Locate every line in the records below that holds the word "text" and return each one.

··· Working data

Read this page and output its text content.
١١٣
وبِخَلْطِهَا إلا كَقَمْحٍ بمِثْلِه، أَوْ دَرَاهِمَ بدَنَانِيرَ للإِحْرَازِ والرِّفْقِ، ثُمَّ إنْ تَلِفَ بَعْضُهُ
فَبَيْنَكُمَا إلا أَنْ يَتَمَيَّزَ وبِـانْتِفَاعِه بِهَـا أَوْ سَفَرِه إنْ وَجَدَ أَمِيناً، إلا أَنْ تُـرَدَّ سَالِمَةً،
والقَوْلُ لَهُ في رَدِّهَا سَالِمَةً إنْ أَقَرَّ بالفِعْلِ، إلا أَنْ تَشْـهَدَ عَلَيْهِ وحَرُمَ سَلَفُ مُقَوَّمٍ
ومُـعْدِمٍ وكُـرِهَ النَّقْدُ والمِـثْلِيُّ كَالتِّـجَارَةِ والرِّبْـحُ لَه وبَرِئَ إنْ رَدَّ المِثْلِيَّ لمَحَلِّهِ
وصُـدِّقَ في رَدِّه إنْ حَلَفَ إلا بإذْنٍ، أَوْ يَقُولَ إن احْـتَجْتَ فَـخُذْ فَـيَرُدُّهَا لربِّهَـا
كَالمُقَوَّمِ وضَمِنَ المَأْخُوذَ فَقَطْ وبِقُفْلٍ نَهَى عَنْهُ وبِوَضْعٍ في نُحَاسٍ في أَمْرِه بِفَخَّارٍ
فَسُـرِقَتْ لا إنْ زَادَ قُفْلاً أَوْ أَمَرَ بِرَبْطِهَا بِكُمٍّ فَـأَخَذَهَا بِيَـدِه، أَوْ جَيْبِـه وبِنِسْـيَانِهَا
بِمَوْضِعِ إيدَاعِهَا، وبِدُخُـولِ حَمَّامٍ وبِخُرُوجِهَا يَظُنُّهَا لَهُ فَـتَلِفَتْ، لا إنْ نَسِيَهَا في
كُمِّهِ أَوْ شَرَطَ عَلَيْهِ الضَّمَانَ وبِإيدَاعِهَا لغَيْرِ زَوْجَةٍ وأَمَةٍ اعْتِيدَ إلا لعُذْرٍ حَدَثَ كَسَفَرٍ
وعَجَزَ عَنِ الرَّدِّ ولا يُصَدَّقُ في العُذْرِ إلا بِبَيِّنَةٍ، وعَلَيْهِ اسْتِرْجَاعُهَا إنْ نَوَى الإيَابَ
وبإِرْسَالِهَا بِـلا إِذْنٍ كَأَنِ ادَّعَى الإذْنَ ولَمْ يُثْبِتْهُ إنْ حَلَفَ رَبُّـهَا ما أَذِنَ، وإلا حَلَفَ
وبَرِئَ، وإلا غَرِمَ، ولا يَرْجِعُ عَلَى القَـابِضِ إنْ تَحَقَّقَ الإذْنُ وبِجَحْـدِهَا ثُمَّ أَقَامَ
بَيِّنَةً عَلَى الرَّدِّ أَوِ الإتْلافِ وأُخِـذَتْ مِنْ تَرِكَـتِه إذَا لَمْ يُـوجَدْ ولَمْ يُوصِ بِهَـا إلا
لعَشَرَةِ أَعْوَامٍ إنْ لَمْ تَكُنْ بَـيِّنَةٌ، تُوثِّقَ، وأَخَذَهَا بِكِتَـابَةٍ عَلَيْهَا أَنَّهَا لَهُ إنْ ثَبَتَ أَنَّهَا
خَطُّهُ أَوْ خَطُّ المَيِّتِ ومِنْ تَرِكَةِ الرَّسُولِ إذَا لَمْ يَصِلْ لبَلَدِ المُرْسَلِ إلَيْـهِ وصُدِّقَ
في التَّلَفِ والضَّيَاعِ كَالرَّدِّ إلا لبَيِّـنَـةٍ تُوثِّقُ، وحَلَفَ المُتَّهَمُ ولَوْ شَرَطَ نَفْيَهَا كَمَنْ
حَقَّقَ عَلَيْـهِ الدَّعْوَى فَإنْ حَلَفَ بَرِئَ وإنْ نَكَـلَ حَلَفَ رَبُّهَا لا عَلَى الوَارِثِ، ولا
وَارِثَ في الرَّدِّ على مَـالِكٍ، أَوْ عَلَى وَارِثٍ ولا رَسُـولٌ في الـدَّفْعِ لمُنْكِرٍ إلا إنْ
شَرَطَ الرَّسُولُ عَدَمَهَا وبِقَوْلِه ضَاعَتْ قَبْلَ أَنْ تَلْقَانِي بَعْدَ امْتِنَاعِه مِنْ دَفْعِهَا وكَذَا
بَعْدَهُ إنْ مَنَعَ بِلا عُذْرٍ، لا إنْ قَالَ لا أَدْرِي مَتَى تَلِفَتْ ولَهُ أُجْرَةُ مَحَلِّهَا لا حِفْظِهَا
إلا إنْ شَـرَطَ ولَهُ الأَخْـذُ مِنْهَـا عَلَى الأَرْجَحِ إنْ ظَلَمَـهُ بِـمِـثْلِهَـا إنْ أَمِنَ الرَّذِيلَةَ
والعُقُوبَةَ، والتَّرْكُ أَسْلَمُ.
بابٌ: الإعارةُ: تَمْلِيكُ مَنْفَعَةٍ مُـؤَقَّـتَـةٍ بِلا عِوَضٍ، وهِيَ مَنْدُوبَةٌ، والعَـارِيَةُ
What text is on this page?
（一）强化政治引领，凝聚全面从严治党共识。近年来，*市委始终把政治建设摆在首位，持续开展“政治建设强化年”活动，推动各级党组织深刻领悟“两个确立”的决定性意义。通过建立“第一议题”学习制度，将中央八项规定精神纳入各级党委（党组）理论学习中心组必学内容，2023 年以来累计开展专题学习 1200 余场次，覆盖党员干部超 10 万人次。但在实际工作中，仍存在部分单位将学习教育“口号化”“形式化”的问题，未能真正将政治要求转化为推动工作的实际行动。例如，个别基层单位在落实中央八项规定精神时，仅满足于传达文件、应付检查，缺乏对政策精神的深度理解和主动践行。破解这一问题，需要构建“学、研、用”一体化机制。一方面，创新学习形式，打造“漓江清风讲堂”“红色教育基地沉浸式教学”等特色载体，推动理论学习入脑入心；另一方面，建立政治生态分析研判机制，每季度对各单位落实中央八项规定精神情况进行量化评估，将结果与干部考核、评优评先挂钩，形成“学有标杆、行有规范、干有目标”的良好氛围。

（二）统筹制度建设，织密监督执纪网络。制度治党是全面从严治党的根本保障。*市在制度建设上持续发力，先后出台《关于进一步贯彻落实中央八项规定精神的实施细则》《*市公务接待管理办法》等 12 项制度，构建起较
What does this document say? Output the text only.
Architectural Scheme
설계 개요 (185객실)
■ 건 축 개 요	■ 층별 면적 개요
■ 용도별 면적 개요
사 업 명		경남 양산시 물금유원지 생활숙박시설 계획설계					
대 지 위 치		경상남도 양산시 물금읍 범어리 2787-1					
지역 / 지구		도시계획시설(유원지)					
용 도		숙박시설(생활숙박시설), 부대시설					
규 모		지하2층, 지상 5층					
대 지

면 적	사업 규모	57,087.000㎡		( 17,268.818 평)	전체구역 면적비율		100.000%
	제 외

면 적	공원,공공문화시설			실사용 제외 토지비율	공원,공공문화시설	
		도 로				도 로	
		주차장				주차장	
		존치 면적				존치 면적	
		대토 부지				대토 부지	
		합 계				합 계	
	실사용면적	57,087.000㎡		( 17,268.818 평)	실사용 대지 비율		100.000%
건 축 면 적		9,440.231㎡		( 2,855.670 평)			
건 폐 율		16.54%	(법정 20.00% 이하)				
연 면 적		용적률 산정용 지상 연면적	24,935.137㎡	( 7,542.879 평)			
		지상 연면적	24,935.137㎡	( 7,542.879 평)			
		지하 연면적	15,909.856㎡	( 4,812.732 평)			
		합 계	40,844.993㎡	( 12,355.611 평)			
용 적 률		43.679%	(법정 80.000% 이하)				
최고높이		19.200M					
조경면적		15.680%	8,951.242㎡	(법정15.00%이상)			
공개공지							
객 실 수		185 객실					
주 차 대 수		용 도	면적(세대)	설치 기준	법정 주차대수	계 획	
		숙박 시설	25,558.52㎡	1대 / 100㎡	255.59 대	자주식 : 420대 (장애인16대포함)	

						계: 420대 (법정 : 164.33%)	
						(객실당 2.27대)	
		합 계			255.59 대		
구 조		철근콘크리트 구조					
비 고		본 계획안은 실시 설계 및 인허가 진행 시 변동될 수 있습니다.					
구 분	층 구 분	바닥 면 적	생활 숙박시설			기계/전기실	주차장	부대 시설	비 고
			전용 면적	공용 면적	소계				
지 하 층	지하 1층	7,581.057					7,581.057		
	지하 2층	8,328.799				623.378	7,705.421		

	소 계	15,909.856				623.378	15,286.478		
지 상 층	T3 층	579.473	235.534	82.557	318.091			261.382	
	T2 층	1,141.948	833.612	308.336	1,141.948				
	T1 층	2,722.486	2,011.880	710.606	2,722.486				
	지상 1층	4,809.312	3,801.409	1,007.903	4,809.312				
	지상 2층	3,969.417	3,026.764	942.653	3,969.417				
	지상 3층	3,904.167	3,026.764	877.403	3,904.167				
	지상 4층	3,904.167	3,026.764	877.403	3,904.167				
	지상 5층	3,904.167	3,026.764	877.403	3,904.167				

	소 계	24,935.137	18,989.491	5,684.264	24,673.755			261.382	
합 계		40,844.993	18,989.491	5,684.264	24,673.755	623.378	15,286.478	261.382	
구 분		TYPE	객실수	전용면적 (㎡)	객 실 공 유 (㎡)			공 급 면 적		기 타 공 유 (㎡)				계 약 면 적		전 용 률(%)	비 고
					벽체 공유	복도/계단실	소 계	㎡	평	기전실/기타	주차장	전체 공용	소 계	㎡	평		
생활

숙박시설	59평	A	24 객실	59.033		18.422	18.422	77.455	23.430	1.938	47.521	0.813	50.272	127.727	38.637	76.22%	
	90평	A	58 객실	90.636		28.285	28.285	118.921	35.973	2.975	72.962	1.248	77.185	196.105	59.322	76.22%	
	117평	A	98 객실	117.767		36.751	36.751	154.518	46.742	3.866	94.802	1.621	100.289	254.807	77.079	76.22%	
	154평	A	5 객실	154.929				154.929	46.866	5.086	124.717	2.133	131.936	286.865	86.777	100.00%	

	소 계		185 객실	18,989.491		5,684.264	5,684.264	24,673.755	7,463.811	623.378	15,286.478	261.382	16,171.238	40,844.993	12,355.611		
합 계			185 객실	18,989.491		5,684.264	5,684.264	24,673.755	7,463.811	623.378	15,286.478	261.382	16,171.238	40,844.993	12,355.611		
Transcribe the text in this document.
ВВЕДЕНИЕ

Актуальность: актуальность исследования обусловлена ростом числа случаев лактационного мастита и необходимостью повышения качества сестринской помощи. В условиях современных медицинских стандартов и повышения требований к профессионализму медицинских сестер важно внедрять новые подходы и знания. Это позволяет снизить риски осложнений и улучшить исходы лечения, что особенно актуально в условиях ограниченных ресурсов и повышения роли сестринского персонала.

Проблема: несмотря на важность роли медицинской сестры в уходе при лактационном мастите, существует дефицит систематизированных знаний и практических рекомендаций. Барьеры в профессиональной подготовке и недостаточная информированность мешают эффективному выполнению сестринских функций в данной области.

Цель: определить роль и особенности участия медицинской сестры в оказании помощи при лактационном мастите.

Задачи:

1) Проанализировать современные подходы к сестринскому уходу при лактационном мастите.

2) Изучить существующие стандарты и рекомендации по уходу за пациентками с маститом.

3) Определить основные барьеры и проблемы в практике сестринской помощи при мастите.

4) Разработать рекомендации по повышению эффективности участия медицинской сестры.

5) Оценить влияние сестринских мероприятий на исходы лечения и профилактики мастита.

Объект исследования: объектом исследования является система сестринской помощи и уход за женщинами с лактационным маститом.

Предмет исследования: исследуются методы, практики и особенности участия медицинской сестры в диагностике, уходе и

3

······

» Exercise solution:
Read this page and output its text content.
What text is on this page?
What does this document say? Output the text only.
Transcribe the text in this document.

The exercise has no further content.